__Goal of the exercise__
Copy every line in which the string "color" occurs.

Excerpts from a figure dataset

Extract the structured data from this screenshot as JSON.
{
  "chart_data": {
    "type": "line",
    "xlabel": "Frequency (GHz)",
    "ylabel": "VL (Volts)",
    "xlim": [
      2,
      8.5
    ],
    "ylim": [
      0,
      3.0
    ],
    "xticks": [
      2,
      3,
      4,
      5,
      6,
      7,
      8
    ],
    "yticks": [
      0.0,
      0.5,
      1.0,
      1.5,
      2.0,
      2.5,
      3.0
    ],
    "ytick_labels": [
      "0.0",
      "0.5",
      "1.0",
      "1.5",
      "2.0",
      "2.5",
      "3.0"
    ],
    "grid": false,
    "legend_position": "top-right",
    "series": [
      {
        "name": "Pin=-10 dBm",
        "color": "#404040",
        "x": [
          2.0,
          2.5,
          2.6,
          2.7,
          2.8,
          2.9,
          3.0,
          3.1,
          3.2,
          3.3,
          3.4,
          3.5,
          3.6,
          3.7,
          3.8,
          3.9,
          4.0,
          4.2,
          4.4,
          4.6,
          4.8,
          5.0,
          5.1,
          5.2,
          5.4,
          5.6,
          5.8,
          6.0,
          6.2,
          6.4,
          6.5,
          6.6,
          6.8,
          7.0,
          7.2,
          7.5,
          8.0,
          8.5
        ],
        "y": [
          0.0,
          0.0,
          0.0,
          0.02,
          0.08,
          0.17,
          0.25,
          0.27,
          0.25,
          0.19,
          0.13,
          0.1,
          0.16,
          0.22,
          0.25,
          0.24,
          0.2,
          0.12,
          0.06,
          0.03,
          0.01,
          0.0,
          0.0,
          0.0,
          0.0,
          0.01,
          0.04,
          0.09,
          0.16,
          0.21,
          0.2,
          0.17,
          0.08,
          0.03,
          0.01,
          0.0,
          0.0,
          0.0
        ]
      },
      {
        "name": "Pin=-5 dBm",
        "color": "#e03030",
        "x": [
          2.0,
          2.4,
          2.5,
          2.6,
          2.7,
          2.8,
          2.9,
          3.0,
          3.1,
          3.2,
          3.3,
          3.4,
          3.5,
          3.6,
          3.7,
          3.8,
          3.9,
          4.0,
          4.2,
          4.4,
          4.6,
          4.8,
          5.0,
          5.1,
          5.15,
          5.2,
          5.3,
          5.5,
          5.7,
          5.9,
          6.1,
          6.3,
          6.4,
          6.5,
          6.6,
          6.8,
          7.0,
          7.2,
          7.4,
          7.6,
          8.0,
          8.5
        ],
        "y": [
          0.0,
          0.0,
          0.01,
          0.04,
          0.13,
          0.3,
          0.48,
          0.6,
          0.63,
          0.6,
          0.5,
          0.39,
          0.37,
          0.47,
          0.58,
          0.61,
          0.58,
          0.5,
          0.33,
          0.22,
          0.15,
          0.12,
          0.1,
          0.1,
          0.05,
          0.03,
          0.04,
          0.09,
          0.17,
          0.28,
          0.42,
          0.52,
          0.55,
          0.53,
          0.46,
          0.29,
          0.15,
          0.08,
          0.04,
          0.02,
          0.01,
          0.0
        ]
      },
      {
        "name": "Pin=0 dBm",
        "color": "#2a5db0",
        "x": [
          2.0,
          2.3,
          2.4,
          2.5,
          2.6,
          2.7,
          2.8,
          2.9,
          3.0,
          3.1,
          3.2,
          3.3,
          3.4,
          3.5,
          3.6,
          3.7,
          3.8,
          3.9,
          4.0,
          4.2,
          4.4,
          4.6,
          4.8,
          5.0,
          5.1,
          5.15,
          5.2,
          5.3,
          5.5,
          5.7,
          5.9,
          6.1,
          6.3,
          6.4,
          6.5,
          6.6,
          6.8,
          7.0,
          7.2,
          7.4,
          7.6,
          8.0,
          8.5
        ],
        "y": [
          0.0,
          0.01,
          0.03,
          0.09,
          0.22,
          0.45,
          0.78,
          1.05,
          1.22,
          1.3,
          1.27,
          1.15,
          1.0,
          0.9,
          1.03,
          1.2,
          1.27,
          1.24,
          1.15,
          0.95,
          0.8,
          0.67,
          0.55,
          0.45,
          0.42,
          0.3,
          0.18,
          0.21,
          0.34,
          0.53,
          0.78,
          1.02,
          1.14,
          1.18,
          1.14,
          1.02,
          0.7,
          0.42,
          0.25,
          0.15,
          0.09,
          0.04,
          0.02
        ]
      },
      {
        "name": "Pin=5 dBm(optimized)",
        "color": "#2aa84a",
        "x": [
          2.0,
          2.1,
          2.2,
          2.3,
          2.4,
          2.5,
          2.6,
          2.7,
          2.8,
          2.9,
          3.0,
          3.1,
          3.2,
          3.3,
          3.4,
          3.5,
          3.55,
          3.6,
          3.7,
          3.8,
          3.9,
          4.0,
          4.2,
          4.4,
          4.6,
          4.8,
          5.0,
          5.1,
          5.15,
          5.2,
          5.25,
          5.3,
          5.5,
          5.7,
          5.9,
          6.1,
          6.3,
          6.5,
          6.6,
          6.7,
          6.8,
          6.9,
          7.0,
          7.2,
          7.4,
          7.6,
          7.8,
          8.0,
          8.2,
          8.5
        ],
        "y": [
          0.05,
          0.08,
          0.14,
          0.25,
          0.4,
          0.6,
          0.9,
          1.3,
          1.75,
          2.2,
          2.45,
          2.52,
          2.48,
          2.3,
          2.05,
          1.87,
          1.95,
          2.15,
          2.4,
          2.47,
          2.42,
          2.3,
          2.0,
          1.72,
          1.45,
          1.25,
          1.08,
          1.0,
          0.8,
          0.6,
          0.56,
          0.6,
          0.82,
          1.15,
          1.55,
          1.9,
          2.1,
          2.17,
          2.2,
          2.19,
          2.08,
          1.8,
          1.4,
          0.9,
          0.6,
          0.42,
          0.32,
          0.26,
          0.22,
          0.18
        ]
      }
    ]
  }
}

__Exercise answer__
        "color": "#404040",
        "color": "#e03030",
        "color": "#2a5db0",
        "color": "#2aa84a",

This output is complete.